### EXERCISE INSTRUCTIONS
Put the lines below into a JSON list of strings, one string per line, with blank lines dropped and the pictures left out.

### DATASET
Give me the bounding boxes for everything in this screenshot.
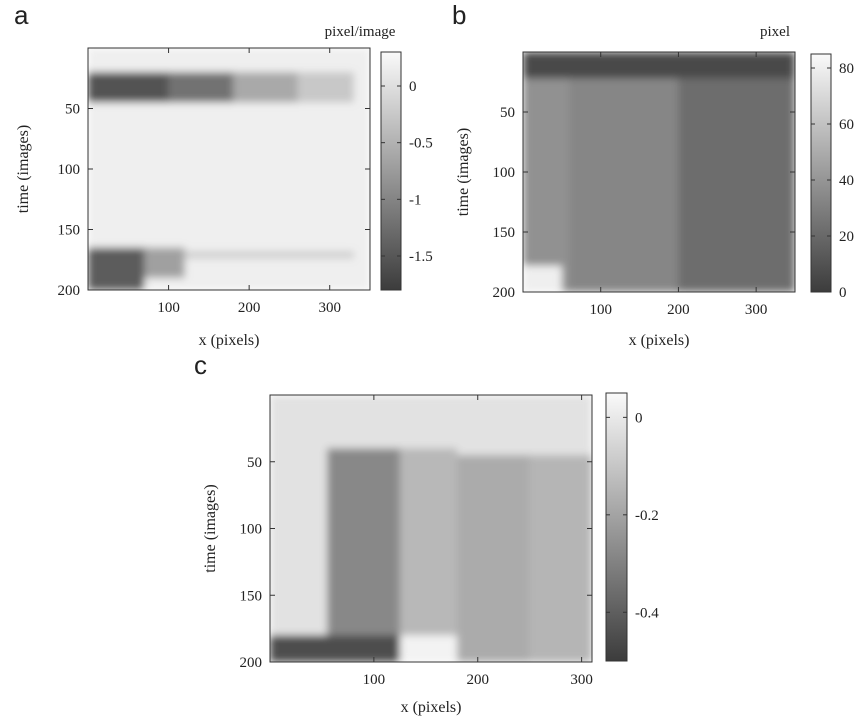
x-tick-label: 200	[667, 302, 690, 318]
x-tick-label: 200	[238, 300, 261, 316]
x-tick-label: 100	[363, 672, 386, 688]
colorbar-tick-label: 0	[635, 410, 643, 426]
heatmap-panel-a: a 100 200 300 50 100 150 200 x (pixels) time (ima…	[14, 0, 433, 349]
heatmap-region-6	[270, 635, 400, 662]
y-axis-label: time (images)	[455, 128, 472, 216]
x-axis-label: x (pixels)	[401, 699, 462, 716]
heatmap-region-2	[88, 72, 169, 103]
heatmap-region-5	[529, 455, 592, 662]
heatmap-region-5	[297, 72, 354, 103]
heatmap-cells	[270, 395, 592, 662]
heatmap-region-4	[456, 455, 530, 662]
y-tick-label: 100	[240, 522, 263, 538]
colorbar-tick-label: 0	[409, 79, 417, 95]
heatmap-region-4	[233, 72, 298, 103]
panel-letter: a	[14, 0, 29, 30]
colorbar-gradient	[380, 51, 402, 291]
y-tick-label: 50	[500, 105, 515, 121]
x-tick-label: 100	[589, 302, 612, 318]
heatmap-region-2	[523, 52, 795, 79]
heatmap-region-7	[399, 635, 457, 662]
colorbar-tick-label: 0	[839, 285, 847, 301]
colorbar: 80 60 40 20 0 pixel	[760, 24, 854, 301]
y-tick-label: 50	[247, 455, 262, 471]
colorbar-tick-label: 80	[839, 61, 854, 77]
x-tick-label: 300	[745, 302, 768, 318]
heatmap-region-3	[523, 78, 570, 292]
colorbar-tick-label: -0.2	[635, 508, 659, 524]
x-axis-label: x (pixels)	[629, 332, 690, 349]
colorbar-tick-label: 20	[839, 229, 854, 245]
x-tick-label: 300	[318, 300, 341, 316]
y-tick-label: 100	[493, 165, 516, 181]
panel-letter: c	[194, 350, 207, 380]
y-tick-label: 100	[58, 162, 81, 178]
colorbar-title: pixel/image	[325, 24, 396, 40]
y-tick-label: 150	[58, 223, 81, 239]
colorbar: 0 -0.2 -0.4	[605, 392, 659, 662]
y-axis-label: time (images)	[202, 484, 219, 572]
heatmap-cells	[88, 48, 370, 290]
y-tick-label: 150	[240, 588, 263, 604]
colorbar-tick-label: -0.4	[635, 605, 659, 621]
y-tick-label: 150	[493, 225, 516, 241]
heatmap-region-4	[569, 78, 679, 292]
heatmap-region-3	[399, 448, 457, 636]
heatmap-region-2	[327, 448, 400, 662]
heatmap-region-5	[678, 78, 795, 292]
y-axis-label: time (images)	[15, 125, 32, 213]
colorbar-tick-label: 40	[839, 173, 854, 189]
colorbar-tick-label: -0.5	[409, 136, 433, 152]
colorbar-title: pixel	[760, 24, 790, 40]
y-tick-label: 200	[493, 285, 516, 301]
colorbar-gradient	[605, 392, 628, 662]
heatmap-region-6	[523, 265, 562, 292]
colorbar: 0 -0.5 -1 -1.5 pixel/image	[325, 24, 433, 291]
colorbar-tick-label: -1	[409, 192, 422, 208]
heatmap-region-8	[184, 251, 354, 259]
x-tick-label: 300	[570, 672, 593, 688]
y-tick-label: 200	[240, 655, 263, 671]
x-tick-label: 200	[466, 672, 489, 688]
y-tick-label: 50	[65, 102, 80, 118]
heatmap-cells	[523, 52, 795, 292]
colorbar-tick-label: 60	[839, 117, 854, 133]
colorbar-gradient	[810, 53, 832, 293]
x-tick-label: 100	[157, 300, 180, 316]
heatmap-region-7	[144, 247, 185, 278]
heatmap-region-6	[88, 247, 145, 290]
panel-letter: b	[452, 0, 466, 30]
heatmap-region-3	[168, 72, 234, 103]
colorbar-tick-label: -1.5	[409, 249, 433, 265]
x-axis-label: x (pixels)	[199, 332, 260, 349]
y-tick-label: 200	[58, 283, 81, 299]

### FINISHED TASK
[
  "Give me the bounding boxes for everything in this screenshot.",
  "x-tick-label: 200\t[667, 302, 690, 318]",
  "x-tick-label: 200\t[238, 300, 261, 316]",
  "x-tick-label: 100\t[363, 672, 386, 688]",
  "colorbar-tick-label: 0\t[635, 410, 643, 426]",
  "heatmap-panel-a: a 100 200 300 50 100 150 200 x (pixels) time (ima…\t[14, 0, 433, 349]",
  "heatmap-region-6\t[270, 635, 400, 662]",
  "y-axis-label: time (images)\t[455, 128, 472, 216]",
  "x-axis-label: x (pixels)\t[401, 699, 462, 716]",
  "heatmap-region-2\t[88, 72, 169, 103]",
  "heatmap-region-5\t[529, 455, 592, 662]",
  "heatmap-region-5\t[297, 72, 354, 103]",
  "heatmap-cells\t[270, 395, 592, 662]",
  "heatmap-region-4\t[456, 455, 530, 662]",
  "y-tick-label: 100\t[240, 522, 263, 538]",
  "colorbar-tick-label: 0\t[409, 79, 417, 95]",
  "heatmap-region-4\t[233, 72, 298, 103]",
  "panel-letter: a\t[14, 0, 29, 30]",
  "colorbar-gradient\t[380, 51, 402, 291]",
  "y-tick-label: 50\t[500, 105, 515, 121]",
  "x-tick-label: 100\t[589, 302, 612, 318]",
  "heatmap-region-2\t[523, 52, 795, 79]",
  "heatmap-region-7\t[399, 635, 457, 662]",
  "colorbar-tick-label: 0\t[839, 285, 847, 301]",
  "colorbar: 80 60 40 20 0 pixel\t[760, 24, 854, 301]",
  "y-tick-label: 50\t[247, 455, 262, 471]",
  "colorbar-tick-label: 80\t[839, 61, 854, 77]",
  "x-tick-label: 300\t[745, 302, 768, 318]",
  "heatmap-region-3\t[523, 78, 570, 292]",
  "colorbar-tick-label: -0.2\t[635, 508, 659, 524]",
  "x-axis-label: x (pixels)\t[629, 332, 690, 349]",
  "colorbar-tick-label: 20\t[839, 229, 854, 245]",
  "x-tick-label: 300\t[318, 300, 341, 316]",
  "y-tick-label: 100\t[493, 165, 516, 181]",
  "panel-letter: c\t[194, 350, 207, 380]",
  "y-tick-label: 100\t[58, 162, 81, 178]",
  "colorbar-title: pixel/image\t[325, 24, 396, 40]",
  "y-tick-label: 150\t[58, 223, 81, 239]",
  "colorbar: 0 -0.2 -0.4\t[605, 392, 659, 662]",
  "y-axis-label: time (images)\t[202, 484, 219, 572]",
  "heatmap-cells\t[88, 48, 370, 290]",
  "y-tick-label: 150\t[240, 588, 263, 604]",
  "colorbar-tick-label: -0.4\t[635, 605, 659, 621]",
  "y-tick-label: 150\t[493, 225, 516, 241]",
  "heatmap-region-4\t[569, 78, 679, 292]",
  "heatmap-region-3\t[399, 448, 457, 636]",
  "heatmap-region-2\t[327, 448, 400, 662]",
  "heatmap-region-5\t[678, 78, 795, 292]",
  "y-axis-label: time (images)\t[15, 125, 32, 213]",
  "colorbar-tick-label: 40\t[839, 173, 854, 189]",
  "colorbar-tick-label: -0.5\t[409, 136, 433, 152]",
  "colorbar-title: pixel\t[760, 24, 790, 40]",
  "y-tick-label: 200\t[493, 285, 516, 301]",
  "colorbar-gradient\t[605, 392, 628, 662]",
  "heatmap-region-6\t[523, 265, 562, 292]",
  "colorbar: 0 -0.5 -1 -1.5 pixel/image\t[325, 24, 433, 291]",
  "colorbar-tick-label: -1\t[409, 192, 422, 208]",
  "heatmap-region-8\t[184, 251, 354, 259]",
  "x-tick-label: 300\t[570, 672, 593, 688]",
  "y-tick-label: 200\t[240, 655, 263, 671]",
  "x-tick-label: 200\t[466, 672, 489, 688]",
  "y-tick-label: 50\t[65, 102, 80, 118]",
  "heatmap-cells\t[523, 52, 795, 292]",
  "colorbar-tick-label: 60\t[839, 117, 854, 133]",
  "colorbar-gradient\t[810, 53, 832, 293]",
  "x-tick-label: 100\t[157, 300, 180, 316]",
  "heatmap-region-7\t[144, 247, 185, 278]",
  "heatmap-region-6\t[88, 247, 145, 290]",
  "panel-letter: b\t[452, 0, 466, 30]",
  "heatmap-region-3\t[168, 72, 234, 103]",
  "colorbar-tick-label: -1.5\t[409, 249, 433, 265]",
  "x-axis-label: x (pixels)\t[199, 332, 260, 349]",
  "y-tick-label: 200\t[58, 283, 81, 299]"
]